Source data

▬▬▬▬▬▬

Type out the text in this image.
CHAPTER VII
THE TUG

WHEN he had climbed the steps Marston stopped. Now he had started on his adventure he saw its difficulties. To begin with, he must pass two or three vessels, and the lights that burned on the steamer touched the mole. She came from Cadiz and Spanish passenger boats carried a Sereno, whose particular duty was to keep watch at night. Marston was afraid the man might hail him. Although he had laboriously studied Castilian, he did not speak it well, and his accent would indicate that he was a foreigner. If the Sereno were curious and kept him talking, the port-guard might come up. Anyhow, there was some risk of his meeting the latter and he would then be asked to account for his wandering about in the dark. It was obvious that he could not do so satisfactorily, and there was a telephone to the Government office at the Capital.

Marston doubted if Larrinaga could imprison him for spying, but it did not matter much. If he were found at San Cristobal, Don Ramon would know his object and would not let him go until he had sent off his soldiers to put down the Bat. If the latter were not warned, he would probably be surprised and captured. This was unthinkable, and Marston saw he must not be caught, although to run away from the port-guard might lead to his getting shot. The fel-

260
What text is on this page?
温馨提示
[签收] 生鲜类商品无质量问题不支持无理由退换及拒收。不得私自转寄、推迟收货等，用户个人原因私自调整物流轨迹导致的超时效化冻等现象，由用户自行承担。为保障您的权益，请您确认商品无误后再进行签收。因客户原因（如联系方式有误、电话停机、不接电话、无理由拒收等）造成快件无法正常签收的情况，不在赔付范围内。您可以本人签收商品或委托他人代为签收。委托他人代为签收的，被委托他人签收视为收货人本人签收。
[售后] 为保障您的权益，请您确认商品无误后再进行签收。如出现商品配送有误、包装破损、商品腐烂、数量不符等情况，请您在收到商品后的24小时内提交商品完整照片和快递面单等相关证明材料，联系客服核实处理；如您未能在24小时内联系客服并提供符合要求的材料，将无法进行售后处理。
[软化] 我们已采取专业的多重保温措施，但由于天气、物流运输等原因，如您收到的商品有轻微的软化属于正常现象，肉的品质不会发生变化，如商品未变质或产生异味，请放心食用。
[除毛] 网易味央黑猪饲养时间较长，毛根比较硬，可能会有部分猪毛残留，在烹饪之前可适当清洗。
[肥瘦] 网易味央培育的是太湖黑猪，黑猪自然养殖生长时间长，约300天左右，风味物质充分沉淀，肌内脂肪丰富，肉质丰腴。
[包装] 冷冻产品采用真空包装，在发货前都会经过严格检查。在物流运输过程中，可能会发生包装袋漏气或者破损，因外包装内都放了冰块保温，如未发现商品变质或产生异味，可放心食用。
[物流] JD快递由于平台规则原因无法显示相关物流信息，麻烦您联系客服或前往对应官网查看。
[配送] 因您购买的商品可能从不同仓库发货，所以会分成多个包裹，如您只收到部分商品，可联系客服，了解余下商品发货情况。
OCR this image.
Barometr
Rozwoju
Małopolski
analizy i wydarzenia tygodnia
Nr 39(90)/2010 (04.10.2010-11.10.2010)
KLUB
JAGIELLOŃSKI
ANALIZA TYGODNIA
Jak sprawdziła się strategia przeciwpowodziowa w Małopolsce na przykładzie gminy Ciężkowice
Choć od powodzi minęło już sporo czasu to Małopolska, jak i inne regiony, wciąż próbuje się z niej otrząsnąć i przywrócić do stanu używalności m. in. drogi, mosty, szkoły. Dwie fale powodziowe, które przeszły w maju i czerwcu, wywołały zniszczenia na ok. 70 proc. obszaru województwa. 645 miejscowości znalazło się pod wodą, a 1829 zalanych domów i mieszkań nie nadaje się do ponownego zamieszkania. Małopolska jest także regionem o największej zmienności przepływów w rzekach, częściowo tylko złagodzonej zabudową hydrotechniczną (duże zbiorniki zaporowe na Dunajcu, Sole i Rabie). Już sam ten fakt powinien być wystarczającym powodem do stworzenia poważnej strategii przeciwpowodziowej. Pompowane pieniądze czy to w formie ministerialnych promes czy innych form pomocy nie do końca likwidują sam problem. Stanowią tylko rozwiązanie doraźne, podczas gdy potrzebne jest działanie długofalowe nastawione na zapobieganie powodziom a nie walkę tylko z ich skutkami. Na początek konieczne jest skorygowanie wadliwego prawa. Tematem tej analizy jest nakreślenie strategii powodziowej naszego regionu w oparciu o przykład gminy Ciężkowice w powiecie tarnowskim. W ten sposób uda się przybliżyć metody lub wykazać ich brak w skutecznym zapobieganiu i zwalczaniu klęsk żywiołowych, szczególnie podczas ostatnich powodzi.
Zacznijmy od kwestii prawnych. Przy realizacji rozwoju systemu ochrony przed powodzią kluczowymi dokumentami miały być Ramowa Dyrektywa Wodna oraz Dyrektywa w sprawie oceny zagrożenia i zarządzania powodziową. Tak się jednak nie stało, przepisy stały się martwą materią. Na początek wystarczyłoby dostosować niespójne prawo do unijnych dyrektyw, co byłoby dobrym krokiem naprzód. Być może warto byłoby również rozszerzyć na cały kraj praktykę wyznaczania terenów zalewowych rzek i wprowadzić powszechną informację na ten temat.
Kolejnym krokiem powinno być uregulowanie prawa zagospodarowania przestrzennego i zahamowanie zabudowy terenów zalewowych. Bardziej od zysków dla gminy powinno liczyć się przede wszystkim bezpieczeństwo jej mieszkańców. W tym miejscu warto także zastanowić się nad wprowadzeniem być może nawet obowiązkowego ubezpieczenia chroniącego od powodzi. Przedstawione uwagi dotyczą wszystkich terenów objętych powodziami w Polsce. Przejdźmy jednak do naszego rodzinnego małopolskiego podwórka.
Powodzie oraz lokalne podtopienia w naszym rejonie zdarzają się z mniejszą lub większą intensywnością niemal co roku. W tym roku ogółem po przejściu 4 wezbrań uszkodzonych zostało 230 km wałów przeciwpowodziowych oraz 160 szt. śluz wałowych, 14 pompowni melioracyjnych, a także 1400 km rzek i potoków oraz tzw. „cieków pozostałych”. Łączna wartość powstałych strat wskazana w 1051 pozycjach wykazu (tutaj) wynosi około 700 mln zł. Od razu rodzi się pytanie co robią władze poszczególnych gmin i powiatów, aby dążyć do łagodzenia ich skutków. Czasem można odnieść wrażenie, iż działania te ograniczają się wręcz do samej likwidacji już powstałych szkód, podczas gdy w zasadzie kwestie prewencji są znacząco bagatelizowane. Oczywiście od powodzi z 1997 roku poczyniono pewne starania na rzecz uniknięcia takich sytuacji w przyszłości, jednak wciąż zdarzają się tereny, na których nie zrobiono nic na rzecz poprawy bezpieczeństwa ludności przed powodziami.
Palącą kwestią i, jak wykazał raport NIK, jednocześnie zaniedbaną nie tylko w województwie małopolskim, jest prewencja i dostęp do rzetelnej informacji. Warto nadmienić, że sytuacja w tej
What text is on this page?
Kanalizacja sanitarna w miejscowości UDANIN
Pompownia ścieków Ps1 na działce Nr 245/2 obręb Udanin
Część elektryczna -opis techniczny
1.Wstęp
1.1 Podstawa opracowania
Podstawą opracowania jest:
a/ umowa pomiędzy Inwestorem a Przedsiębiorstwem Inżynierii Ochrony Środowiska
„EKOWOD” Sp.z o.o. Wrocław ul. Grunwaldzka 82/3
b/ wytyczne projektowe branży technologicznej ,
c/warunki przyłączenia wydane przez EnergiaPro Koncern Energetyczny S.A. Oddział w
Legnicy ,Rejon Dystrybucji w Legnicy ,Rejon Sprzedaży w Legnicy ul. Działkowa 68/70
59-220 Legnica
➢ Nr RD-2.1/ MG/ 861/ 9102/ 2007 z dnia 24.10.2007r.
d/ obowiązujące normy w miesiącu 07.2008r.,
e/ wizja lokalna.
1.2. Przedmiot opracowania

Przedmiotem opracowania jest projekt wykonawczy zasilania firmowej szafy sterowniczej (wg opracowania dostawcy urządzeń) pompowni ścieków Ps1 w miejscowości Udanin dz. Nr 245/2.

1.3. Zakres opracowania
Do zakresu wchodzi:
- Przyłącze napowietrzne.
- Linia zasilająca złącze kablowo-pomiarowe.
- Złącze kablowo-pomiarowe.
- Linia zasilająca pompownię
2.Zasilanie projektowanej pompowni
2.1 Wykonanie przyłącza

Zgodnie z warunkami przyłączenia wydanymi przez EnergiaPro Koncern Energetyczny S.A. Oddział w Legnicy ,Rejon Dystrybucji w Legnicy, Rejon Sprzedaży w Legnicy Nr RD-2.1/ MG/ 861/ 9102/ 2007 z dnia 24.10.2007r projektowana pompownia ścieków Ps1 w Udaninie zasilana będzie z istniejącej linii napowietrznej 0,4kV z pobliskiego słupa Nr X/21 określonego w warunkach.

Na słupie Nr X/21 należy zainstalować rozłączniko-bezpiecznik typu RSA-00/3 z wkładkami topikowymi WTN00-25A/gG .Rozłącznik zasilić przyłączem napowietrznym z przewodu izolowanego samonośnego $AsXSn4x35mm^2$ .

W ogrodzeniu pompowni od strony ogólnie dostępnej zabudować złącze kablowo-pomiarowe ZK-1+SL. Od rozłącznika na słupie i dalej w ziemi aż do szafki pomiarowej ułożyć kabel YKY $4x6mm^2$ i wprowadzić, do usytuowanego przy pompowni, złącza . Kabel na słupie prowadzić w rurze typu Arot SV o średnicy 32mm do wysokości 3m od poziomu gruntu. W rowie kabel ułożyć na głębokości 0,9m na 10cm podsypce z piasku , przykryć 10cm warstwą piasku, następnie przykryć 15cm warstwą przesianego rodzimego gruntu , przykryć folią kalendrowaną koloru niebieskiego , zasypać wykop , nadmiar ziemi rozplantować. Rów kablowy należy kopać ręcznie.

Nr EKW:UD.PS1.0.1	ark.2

▬▬▬▬▬▬

List every line above containing the word "słupie".

Na słupie Nr X/21 należy zainstalować rozłączniko-bezpiecznik typu RSA-00/3 z wkładkami topikowymi WTN00-25A/gG .Rozłącznik zasilić przyłączem napowietrznym z przewodu izolowanego samonośnego $AsXSn4x35mm^2$ .
W ogrodzeniu pompowni od strony ogólnie dostępnej zabudować złącze kablowo-pomiarowe ZK-1+SL. Od rozłącznika na słupie i dalej w ziemi aż do szafki pomiarowej ułożyć kabel YKY $4x6mm^2$ i wprowadzić, do usytuowanego przy pompowni, złącza . Kabel na słupie prowadzić w rurze typu Arot SV o średnicy 32mm do wysokości 3m od poziomu gruntu. W rowie kabel ułożyć na głębokości 0,9m na 10cm podsypce z piasku , przykryć 10cm warstwą piasku, następnie przykryć 15cm warstwą przesianego rodzimego gruntu , przykryć folią kalendrowaną koloru niebieskiego , zasypać wykop , nadmiar ziemi rozplantować. Rów kablowy należy kopać ręcznie.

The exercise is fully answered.